=== Supplied material ===

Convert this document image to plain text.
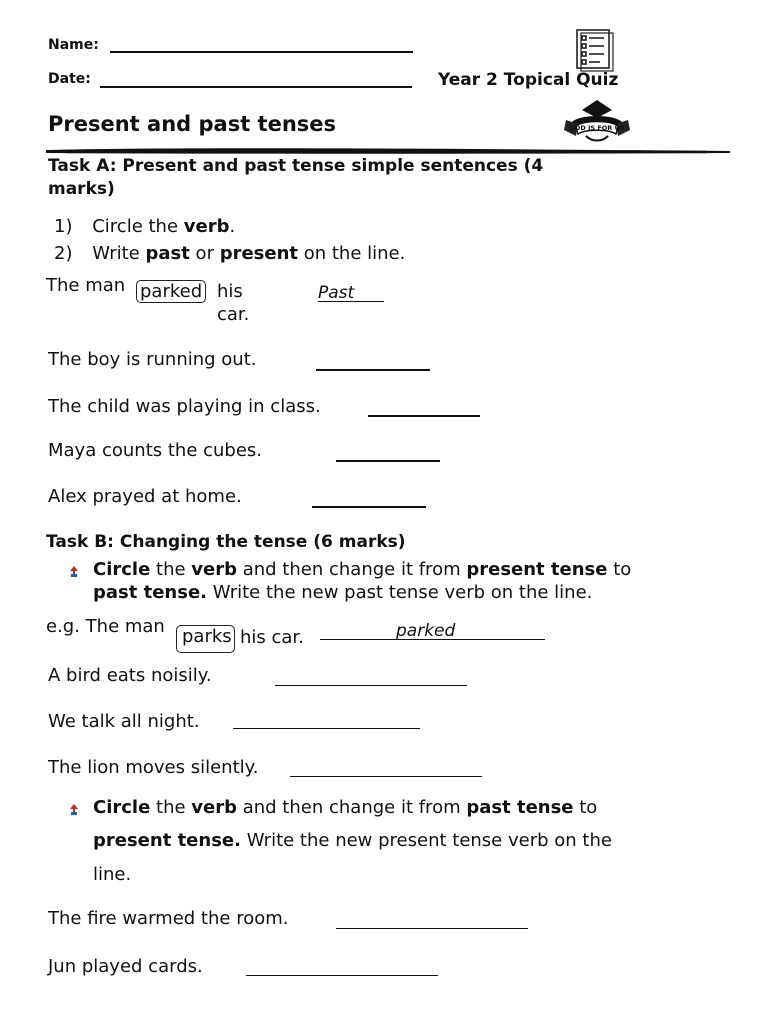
Name:
Date:	Year 2 Topical Quiz
GOD IS FOR US
Present and past tenses
Task A: Present and past tense simple sentences (4
marks)
1) Circle the verb.
2) Write past or present on the line.
The man parked his
car.
Past
The boy is running out.
The child was playing in class.
Maya counts the cubes.
Alex prayed at home.
Task B: Changing the tense (6 marks)
Circle the verb and then change it from present tense to
past tense. Write the new past tense verb on the line.
e.g. The man parks his car.	parked
A bird eats noisily.
We talk all night.
The lion moves silently.
Circle the verb and then change it from past tense to
present tense. Write the new present tense verb on the
line.
The fire warmed the room.
Jun played cards.
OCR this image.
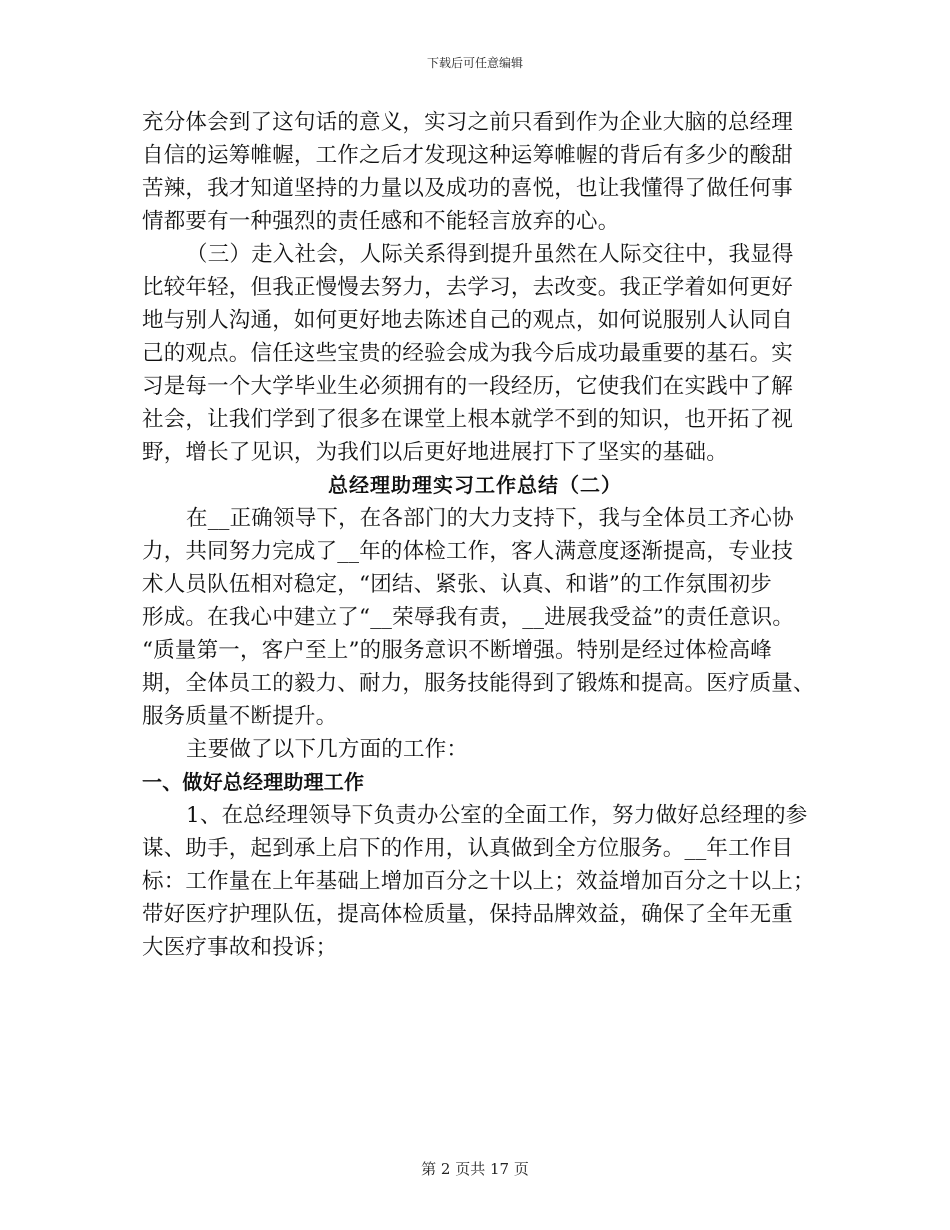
下载后可任意编辑
充分体会到了这句话的意义，实习之前只看到作为企业大脑的总经理
自信的运筹帷幄，工作之后才发现这种运筹帷幄的背后有多少的酸甜
苦辣，我才知道坚持的力量以及成功的喜悦，也让我懂得了做任何事
情都要有一种强烈的责任感和不能轻言放弃的心。
（三）走入社会，人际关系得到提升虽然在人际交往中，我显得
比较年轻，但我正慢慢去努力，去学习，去改变。我正学着如何更好
地与别人沟通，如何更好地去陈述自己的观点，如何说服别人认同自
己的观点。信任这些宝贵的经验会成为我今后成功最重要的基石。实
习是每一个大学毕业生必须拥有的一段经历，它使我们在实践中了解
社会，让我们学到了很多在课堂上根本就学不到的知识，也开拓了视
野，增长了见识，为我们以后更好地进展打下了坚实的基础。
总经理助理实习工作总结（二）
在__正确领导下，在各部门的大力支持下，我与全体员工齐心协
力，共同努力完成了__年的体检工作，客人满意度逐渐提高，专业技
术人员队伍相对稳定，“团结、紧张、认真、和谐”的工作氛围初步
形成。在我心中建立了“__荣辱我有责，__进展我受益”的责任意识。
“质量第一，客户至上”的服务意识不断增强。特别是经过体检高峰
期，全体员工的毅力、耐力，服务技能得到了锻炼和提高。医疗质量、
服务质量不断提升。
主要做了以下几方面的工作：
一、做好总经理助理工作
1、在总经理领导下负责办公室的全面工作，努力做好总经理的参
谋、助手，起到承上启下的作用，认真做到全方位服务。__年工作目
标：工作量在上年基础上增加百分之十以上；效益增加百分之十以上；
带好医疗护理队伍，提高体检质量，保持品牌效益，确保了全年无重
大医疗事故和投诉；
第 2 页共 17 页
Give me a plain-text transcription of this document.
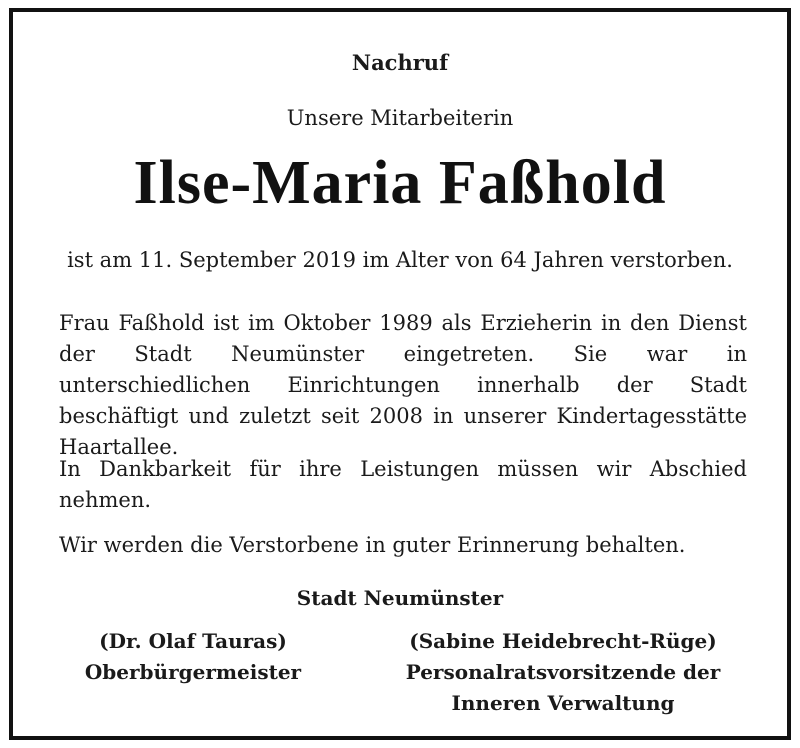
Nachruf
Unsere Mitarbeiterin
Ilse-Maria Faßhold
ist am 11. September 2019 im Alter von 64 Jahren verstorben.

Frau Faßhold ist im Oktober 1989 als Erzieherin in den Dienst der Stadt Neumünster eingetreten. Sie war in unterschiedlichen Einrichtungen innerhalb der Stadt beschäftigt und zuletzt seit 2008 in unserer Kindertagesstätte Haartallee.

In Dankbarkeit für ihre Leistungen müssen wir Abschied nehmen.

Wir werden die Verstorbene in guter Erinnerung behalten.

Stadt Neumünster
(Dr. Olaf Tauras)
Oberbürgermeister
(Sabine Heidebrecht-Rüge)
Personalratsvorsitzende der
Inneren Verwaltung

===

## Requirements
Return, unchanged, the lines from the one containing "OCR this image." down to the end of the entries above, inclusive. Images are left out.

## Problem solution
OCR this image.
下载后可任意编辑
充分体会到了这句话的意义，实习之前只看到作为企业大脑的总经理
自信的运筹帷幄，工作之后才发现这种运筹帷幄的背后有多少的酸甜
苦辣，我才知道坚持的力量以及成功的喜悦，也让我懂得了做任何事
情都要有一种强烈的责任感和不能轻言放弃的心。
（三）走入社会，人际关系得到提升虽然在人际交往中，我显得
比较年轻，但我正慢慢去努力，去学习，去改变。我正学着如何更好
地与别人沟通，如何更好地去陈述自己的观点，如何说服别人认同自
己的观点。信任这些宝贵的经验会成为我今后成功最重要的基石。实
习是每一个大学毕业生必须拥有的一段经历，它使我们在实践中了解
社会，让我们学到了很多在课堂上根本就学不到的知识，也开拓了视
野，增长了见识，为我们以后更好地进展打下了坚实的基础。
总经理助理实习工作总结（二）
在__正确领导下，在各部门的大力支持下，我与全体员工齐心协
力，共同努力完成了__年的体检工作，客人满意度逐渐提高，专业技
术人员队伍相对稳定，“团结、紧张、认真、和谐”的工作氛围初步
形成。在我心中建立了“__荣辱我有责，__进展我受益”的责任意识。
“质量第一，客户至上”的服务意识不断增强。特别是经过体检高峰
期，全体员工的毅力、耐力，服务技能得到了锻炼和提高。医疗质量、
服务质量不断提升。
主要做了以下几方面的工作：
一、做好总经理助理工作
1、在总经理领导下负责办公室的全面工作，努力做好总经理的参
谋、助手，起到承上启下的作用，认真做到全方位服务。__年工作目
标：工作量在上年基础上增加百分之十以上；效益增加百分之十以上；
带好医疗护理队伍，提高体检质量，保持品牌效益，确保了全年无重
大医疗事故和投诉；
第 2 页共 17 页
Give me a plain-text transcription of this document.
Nachruf
Unsere Mitarbeiterin
Ilse-Maria Faßhold
ist am 11. September 2019 im Alter von 64 Jahren verstorben.

Frau Faßhold ist im Oktober 1989 als Erzieherin in den Dienst der Stadt Neumünster eingetreten. Sie war in unterschiedlichen Einrichtungen innerhalb der Stadt beschäftigt und zuletzt seit 2008 in unserer Kindertagesstätte Haartallee.

In Dankbarkeit für ihre Leistungen müssen wir Abschied nehmen.

Wir werden die Verstorbene in guter Erinnerung behalten.

Stadt Neumünster
(Dr. Olaf Tauras)
Oberbürgermeister
(Sabine Heidebrecht-Rüge)
Personalratsvorsitzende der
Inneren Verwaltung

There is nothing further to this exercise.